[Start]

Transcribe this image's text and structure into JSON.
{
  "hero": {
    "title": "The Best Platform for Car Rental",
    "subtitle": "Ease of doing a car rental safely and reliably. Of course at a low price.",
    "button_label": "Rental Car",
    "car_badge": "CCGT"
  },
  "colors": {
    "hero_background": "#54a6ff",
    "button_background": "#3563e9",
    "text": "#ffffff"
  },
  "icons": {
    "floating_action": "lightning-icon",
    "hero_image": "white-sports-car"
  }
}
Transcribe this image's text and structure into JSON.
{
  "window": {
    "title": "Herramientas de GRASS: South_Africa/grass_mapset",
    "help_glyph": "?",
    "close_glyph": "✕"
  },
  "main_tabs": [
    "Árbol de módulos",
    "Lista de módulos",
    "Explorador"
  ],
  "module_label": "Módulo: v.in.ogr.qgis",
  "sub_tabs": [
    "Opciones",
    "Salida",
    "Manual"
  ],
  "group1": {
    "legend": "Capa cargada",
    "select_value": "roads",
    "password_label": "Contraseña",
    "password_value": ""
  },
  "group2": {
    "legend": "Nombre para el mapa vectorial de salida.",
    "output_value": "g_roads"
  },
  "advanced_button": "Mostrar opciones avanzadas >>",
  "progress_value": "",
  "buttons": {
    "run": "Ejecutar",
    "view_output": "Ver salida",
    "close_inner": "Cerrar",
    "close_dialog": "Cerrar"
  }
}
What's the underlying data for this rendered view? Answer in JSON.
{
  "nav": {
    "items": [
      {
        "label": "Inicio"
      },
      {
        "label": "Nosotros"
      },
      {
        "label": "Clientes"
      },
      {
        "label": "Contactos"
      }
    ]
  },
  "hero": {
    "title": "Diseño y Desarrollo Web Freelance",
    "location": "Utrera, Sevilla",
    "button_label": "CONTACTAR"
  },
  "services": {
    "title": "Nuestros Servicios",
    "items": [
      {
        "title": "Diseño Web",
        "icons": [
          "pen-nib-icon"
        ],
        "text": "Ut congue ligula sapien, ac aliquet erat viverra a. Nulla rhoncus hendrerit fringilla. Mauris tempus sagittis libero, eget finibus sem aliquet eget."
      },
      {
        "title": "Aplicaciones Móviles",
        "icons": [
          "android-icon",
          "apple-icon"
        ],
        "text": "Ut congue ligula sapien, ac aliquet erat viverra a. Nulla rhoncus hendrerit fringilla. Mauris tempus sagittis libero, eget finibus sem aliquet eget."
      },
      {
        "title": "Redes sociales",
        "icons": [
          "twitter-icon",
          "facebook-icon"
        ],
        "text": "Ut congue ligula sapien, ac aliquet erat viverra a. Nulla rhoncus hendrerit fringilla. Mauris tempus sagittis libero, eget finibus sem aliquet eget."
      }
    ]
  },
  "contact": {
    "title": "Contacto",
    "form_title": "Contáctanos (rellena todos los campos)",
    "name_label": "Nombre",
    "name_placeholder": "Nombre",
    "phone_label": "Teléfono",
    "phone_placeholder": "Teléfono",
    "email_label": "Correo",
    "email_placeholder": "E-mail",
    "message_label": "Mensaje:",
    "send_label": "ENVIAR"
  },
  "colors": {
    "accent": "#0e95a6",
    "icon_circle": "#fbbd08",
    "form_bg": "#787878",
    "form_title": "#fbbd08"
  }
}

[End]

> To do: Extract the data exactly as given.

> Expected answer:
Transcribe this image's text and structure into JSON.
{
  "hero": {
    "title": "The Best Platform for Car Rental",
    "subtitle": "Ease of doing a car rental safely and reliably. Of course at a low price.",
    "button_label": "Rental Car",
    "car_badge": "CCGT"
  },
  "colors": {
    "hero_background": "#54a6ff",
    "button_background": "#3563e9",
    "text": "#ffffff"
  },
  "icons": {
    "floating_action": "lightning-icon",
    "hero_image": "white-sports-car"
  }
}
Transcribe this image's text and structure into JSON.
{
  "window": {
    "title": "Herramientas de GRASS: South_Africa/grass_mapset",
    "help_glyph": "?",
    "close_glyph": "✕"
  },
  "main_tabs": [
    "Árbol de módulos",
    "Lista de módulos",
    "Explorador"
  ],
  "module_label": "Módulo: v.in.ogr.qgis",
  "sub_tabs": [
    "Opciones",
    "Salida",
    "Manual"
  ],
  "group1": {
    "legend": "Capa cargada",
    "select_value": "roads",
    "password_label": "Contraseña",
    "password_value": ""
  },
  "group2": {
    "legend": "Nombre para el mapa vectorial de salida.",
    "output_value": "g_roads"
  },
  "advanced_button": "Mostrar opciones avanzadas >>",
  "progress_value": "",
  "buttons": {
    "run": "Ejecutar",
    "view_output": "Ver salida",
    "close_inner": "Cerrar",
    "close_dialog": "Cerrar"
  }
}
What's the underlying data for this rendered view? Answer in JSON.
{
  "nav": {
    "items": [
      {
        "label": "Inicio"
      },
      {
        "label": "Nosotros"
      },
      {
        "label": "Clientes"
      },
      {
        "label": "Contactos"
      }
    ]
  },
  "hero": {
    "title": "Diseño y Desarrollo Web Freelance",
    "location": "Utrera, Sevilla",
    "button_label": "CONTACTAR"
  },
  "services": {
    "title": "Nuestros Servicios",
    "items": [
      {
        "title": "Diseño Web",
        "icons": [
          "pen-nib-icon"
        ],
        "text": "Ut congue ligula sapien, ac aliquet erat viverra a. Nulla rhoncus hendrerit fringilla. Mauris tempus sagittis libero, eget finibus sem aliquet eget."
      },
      {
        "title": "Aplicaciones Móviles",
        "icons": [
          "android-icon",
          "apple-icon"
        ],
        "text": "Ut congue ligula sapien, ac aliquet erat viverra a. Nulla rhoncus hendrerit fringilla. Mauris tempus sagittis libero, eget finibus sem aliquet eget."
      },
      {
        "title": "Redes sociales",
        "icons": [
          "twitter-icon",
          "facebook-icon"
        ],
        "text": "Ut congue ligula sapien, ac aliquet erat viverra a. Nulla rhoncus hendrerit fringilla. Mauris tempus sagittis libero, eget finibus sem aliquet eget."
      }
    ]
  },
  "contact": {
    "title": "Contacto",
    "form_title": "Contáctanos (rellena todos los campos)",
    "name_label": "Nombre",
    "name_placeholder": "Nombre",
    "phone_label": "Teléfono",
    "phone_placeholder": "Teléfono",
    "email_label": "Correo",
    "email_placeholder": "E-mail",
    "message_label": "Mensaje:",
    "send_label": "ENVIAR"
  },
  "colors": {
    "accent": "#0e95a6",
    "icon_circle": "#fbbd08",
    "form_bg": "#787878",
    "form_title": "#fbbd08"
  }
}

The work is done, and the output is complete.